Start of RECORD LIST

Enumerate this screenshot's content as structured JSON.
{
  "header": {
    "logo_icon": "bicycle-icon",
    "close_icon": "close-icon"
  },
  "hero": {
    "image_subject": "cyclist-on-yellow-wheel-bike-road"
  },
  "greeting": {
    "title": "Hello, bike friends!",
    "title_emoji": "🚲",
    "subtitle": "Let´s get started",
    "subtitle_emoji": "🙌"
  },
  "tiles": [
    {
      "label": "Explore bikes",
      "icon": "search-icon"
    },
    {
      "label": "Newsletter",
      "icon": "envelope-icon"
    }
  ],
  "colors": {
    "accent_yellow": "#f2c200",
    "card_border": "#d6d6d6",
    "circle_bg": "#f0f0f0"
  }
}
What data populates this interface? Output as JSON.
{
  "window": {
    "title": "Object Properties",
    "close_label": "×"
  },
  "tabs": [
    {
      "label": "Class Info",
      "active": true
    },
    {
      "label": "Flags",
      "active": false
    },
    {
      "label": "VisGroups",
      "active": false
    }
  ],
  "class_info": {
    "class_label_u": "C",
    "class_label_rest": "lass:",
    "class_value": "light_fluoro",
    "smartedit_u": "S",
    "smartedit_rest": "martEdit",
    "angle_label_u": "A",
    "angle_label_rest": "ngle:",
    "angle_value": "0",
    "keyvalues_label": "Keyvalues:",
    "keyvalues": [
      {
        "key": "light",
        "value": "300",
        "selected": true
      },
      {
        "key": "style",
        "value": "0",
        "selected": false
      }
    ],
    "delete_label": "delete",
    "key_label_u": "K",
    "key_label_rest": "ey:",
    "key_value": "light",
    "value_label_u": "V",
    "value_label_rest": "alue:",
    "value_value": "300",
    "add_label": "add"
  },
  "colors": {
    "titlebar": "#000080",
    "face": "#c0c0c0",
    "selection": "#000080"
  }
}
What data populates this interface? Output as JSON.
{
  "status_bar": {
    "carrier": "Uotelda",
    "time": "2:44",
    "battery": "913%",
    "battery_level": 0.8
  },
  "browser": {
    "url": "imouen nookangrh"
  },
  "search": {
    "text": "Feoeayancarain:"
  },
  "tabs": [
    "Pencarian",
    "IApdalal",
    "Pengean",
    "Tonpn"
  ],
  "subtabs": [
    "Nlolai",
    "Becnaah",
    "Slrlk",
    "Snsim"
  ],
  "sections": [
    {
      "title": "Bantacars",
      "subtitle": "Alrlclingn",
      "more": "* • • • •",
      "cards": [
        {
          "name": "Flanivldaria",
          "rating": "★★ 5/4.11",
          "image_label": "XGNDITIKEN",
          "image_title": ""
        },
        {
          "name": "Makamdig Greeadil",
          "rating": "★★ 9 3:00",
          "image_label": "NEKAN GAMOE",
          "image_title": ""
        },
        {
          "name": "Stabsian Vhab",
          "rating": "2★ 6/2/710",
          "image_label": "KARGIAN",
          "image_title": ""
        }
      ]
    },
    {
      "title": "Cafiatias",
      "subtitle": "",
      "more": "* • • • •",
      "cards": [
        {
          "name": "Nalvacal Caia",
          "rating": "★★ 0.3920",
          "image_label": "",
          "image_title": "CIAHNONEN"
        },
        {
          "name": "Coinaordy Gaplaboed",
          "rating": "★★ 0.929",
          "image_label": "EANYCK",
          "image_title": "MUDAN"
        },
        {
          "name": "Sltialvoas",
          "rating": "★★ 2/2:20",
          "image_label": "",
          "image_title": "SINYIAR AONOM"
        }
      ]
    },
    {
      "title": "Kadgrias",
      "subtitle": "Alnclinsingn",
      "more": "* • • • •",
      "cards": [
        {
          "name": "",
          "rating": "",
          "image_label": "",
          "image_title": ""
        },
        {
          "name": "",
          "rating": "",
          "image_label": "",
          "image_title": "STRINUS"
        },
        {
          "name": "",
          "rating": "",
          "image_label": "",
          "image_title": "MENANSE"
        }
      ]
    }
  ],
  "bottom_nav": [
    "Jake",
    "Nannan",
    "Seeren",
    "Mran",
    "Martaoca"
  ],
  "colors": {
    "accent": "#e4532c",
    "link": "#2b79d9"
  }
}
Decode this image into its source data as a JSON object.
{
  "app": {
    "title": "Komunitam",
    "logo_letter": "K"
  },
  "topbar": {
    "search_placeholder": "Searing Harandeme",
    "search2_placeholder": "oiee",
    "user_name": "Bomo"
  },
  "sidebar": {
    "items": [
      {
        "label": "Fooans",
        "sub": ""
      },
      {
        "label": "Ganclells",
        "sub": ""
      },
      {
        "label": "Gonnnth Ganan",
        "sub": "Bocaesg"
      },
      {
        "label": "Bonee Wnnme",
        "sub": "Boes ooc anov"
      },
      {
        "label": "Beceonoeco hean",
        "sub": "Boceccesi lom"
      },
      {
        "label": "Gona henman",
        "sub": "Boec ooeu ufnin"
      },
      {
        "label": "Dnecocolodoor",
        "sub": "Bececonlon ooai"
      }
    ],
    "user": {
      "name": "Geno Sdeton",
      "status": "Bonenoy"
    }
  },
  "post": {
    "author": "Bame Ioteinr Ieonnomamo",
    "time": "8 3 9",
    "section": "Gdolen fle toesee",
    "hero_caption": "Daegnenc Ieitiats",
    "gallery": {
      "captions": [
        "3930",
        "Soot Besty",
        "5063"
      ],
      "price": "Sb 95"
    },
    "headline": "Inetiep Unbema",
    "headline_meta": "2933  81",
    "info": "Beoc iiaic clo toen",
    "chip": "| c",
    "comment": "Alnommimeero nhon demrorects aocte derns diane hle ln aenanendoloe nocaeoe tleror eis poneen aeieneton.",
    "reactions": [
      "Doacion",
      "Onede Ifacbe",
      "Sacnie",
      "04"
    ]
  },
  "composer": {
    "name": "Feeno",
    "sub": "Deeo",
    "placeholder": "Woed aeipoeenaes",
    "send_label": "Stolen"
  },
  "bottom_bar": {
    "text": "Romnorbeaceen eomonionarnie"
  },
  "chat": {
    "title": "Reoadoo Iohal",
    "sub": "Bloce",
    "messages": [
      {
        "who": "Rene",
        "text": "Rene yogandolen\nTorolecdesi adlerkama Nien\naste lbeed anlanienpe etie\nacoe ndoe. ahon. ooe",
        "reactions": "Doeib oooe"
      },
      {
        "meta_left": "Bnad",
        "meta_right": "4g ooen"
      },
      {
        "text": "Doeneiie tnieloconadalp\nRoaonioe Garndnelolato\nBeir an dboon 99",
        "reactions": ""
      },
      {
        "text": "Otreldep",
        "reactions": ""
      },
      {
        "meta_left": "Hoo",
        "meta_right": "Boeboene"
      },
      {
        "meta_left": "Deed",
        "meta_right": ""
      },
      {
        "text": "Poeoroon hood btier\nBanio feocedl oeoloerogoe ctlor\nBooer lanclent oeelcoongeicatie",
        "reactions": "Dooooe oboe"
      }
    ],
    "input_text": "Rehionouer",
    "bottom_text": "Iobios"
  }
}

End of RECORD LIST

> WHAT TO DO: Exactly as shown, repeat every record.

> SOLUTION:
Enumerate this screenshot's content as structured JSON.
{
  "header": {
    "logo_icon": "bicycle-icon",
    "close_icon": "close-icon"
  },
  "hero": {
    "image_subject": "cyclist-on-yellow-wheel-bike-road"
  },
  "greeting": {
    "title": "Hello, bike friends!",
    "title_emoji": "🚲",
    "subtitle": "Let´s get started",
    "subtitle_emoji": "🙌"
  },
  "tiles": [
    {
      "label": "Explore bikes",
      "icon": "search-icon"
    },
    {
      "label": "Newsletter",
      "icon": "envelope-icon"
    }
  ],
  "colors": {
    "accent_yellow": "#f2c200",
    "card_border": "#d6d6d6",
    "circle_bg": "#f0f0f0"
  }
}
What data populates this interface? Output as JSON.
{
  "window": {
    "title": "Object Properties",
    "close_label": "×"
  },
  "tabs": [
    {
      "label": "Class Info",
      "active": true
    },
    {
      "label": "Flags",
      "active": false
    },
    {
      "label": "VisGroups",
      "active": false
    }
  ],
  "class_info": {
    "class_label_u": "C",
    "class_label_rest": "lass:",
    "class_value": "light_fluoro",
    "smartedit_u": "S",
    "smartedit_rest": "martEdit",
    "angle_label_u": "A",
    "angle_label_rest": "ngle:",
    "angle_value": "0",
    "keyvalues_label": "Keyvalues:",
    "keyvalues": [
      {
        "key": "light",
        "value": "300",
        "selected": true
      },
      {
        "key": "style",
        "value": "0",
        "selected": false
      }
    ],
    "delete_label": "delete",
    "key_label_u": "K",
    "key_label_rest": "ey:",
    "key_value": "light",
    "value_label_u": "V",
    "value_label_rest": "alue:",
    "value_value": "300",
    "add_label": "add"
  },
  "colors": {
    "titlebar": "#000080",
    "face": "#c0c0c0",
    "selection": "#000080"
  }
}
What data populates this interface? Output as JSON.
{
  "status_bar": {
    "carrier": "Uotelda",
    "time": "2:44",
    "battery": "913%",
    "battery_level": 0.8
  },
  "browser": {
    "url": "imouen nookangrh"
  },
  "search": {
    "text": "Feoeayancarain:"
  },
  "tabs": [
    "Pencarian",
    "IApdalal",
    "Pengean",
    "Tonpn"
  ],
  "subtabs": [
    "Nlolai",
    "Becnaah",
    "Slrlk",
    "Snsim"
  ],
  "sections": [
    {
      "title": "Bantacars",
      "subtitle": "Alrlclingn",
      "more": "* • • • •",
      "cards": [
        {
          "name": "Flanivldaria",
          "rating": "★★ 5/4.11",
          "image_label": "XGNDITIKEN",
          "image_title": ""
        },
        {
          "name": "Makamdig Greeadil",
          "rating": "★★ 9 3:00",
          "image_label": "NEKAN GAMOE",
          "image_title": ""
        },
        {
          "name": "Stabsian Vhab",
          "rating": "2★ 6/2/710",
          "image_label": "KARGIAN",
          "image_title": ""
        }
      ]
    },
    {
      "title": "Cafiatias",
      "subtitle": "",
      "more": "* • • • •",
      "cards": [
        {
          "name": "Nalvacal Caia",
          "rating": "★★ 0.3920",
          "image_label": "",
          "image_title": "CIAHNONEN"
        },
        {
          "name": "Coinaordy Gaplaboed",
          "rating": "★★ 0.929",
          "image_label": "EANYCK",
          "image_title": "MUDAN"
        },
        {
          "name": "Sltialvoas",
          "rating": "★★ 2/2:20",
          "image_label": "",
          "image_title": "SINYIAR AONOM"
        }
      ]
    },
    {
      "title": "Kadgrias",
      "subtitle": "Alnclinsingn",
      "more": "* • • • •",
      "cards": [
        {
          "name": "",
          "rating": "",
          "image_label": "",
          "image_title": ""
        },
        {
          "name": "",
          "rating": "",
          "image_label": "",
          "image_title": "STRINUS"
        },
        {
          "name": "",
          "rating": "",
          "image_label": "",
          "image_title": "MENANSE"
        }
      ]
    }
  ],
  "bottom_nav": [
    "Jake",
    "Nannan",
    "Seeren",
    "Mran",
    "Martaoca"
  ],
  "colors": {
    "accent": "#e4532c",
    "link": "#2b79d9"
  }
}
Decode this image into its source data as a JSON object.
{
  "app": {
    "title": "Komunitam",
    "logo_letter": "K"
  },
  "topbar": {
    "search_placeholder": "Searing Harandeme",
    "search2_placeholder": "oiee",
    "user_name": "Bomo"
  },
  "sidebar": {
    "items": [
      {
        "label": "Fooans",
        "sub": ""
      },
      {
        "label": "Ganclells",
        "sub": ""
      },
      {
        "label": "Gonnnth Ganan",
        "sub": "Bocaesg"
      },
      {
        "label": "Bonee Wnnme",
        "sub": "Boes ooc anov"
      },
      {
        "label": "Beceonoeco hean",
        "sub": "Boceccesi lom"
      },
      {
        "label": "Gona henman",
        "sub": "Boec ooeu ufnin"
      },
      {
        "label": "Dnecocolodoor",
        "sub": "Bececonlon ooai"
      }
    ],
    "user": {
      "name": "Geno Sdeton",
      "status": "Bonenoy"
    }
  },
  "post": {
    "author": "Bame Ioteinr Ieonnomamo",
    "time": "8 3 9",
    "section": "Gdolen fle toesee",
    "hero_caption": "Daegnenc Ieitiats",
    "gallery": {
      "captions": [
        "3930",
        "Soot Besty",
        "5063"
      ],
      "price": "Sb 95"
    },
    "headline": "Inetiep Unbema",
    "headline_meta": "2933  81",
    "info": "Beoc iiaic clo toen",
    "chip": "| c",
    "comment": "Alnommimeero nhon demrorects aocte derns diane hle ln aenanendoloe nocaeoe tleror eis poneen aeieneton.",
    "reactions": [
      "Doacion",
      "Onede Ifacbe",
      "Sacnie",
      "04"
    ]
  },
  "composer": {
    "name": "Feeno",
    "sub": "Deeo",
    "placeholder": "Woed aeipoeenaes",
    "send_label": "Stolen"
  },
  "bottom_bar": {
    "text": "Romnorbeaceen eomonionarnie"
  },
  "chat": {
    "title": "Reoadoo Iohal",
    "sub": "Bloce",
    "messages": [
      {
        "who": "Rene",
        "text": "Rene yogandolen\nTorolecdesi adlerkama Nien\naste lbeed anlanienpe etie\nacoe ndoe. ahon. ooe",
        "reactions": "Doeib oooe"
      },
      {
        "meta_left": "Bnad",
        "meta_right": "4g ooen"
      },
      {
        "text": "Doeneiie tnieloconadalp\nRoaonioe Garndnelolato\nBeir an dboon 99",
        "reactions": ""
      },
      {
        "text": "Otreldep",
        "reactions": ""
      },
      {
        "meta_left": "Hoo",
        "meta_right": "Boeboene"
      },
      {
        "meta_left": "Deed",
        "meta_right": ""
      },
      {
        "text": "Poeoroon hood btier\nBanio feocedl oeoloerogoe ctlor\nBooer lanclent oeelcoongeicatie",
        "reactions": "Dooooe oboe"
      }
    ],
    "input_text": "Rehionouer",
    "bottom_text": "Iobios"
  }
}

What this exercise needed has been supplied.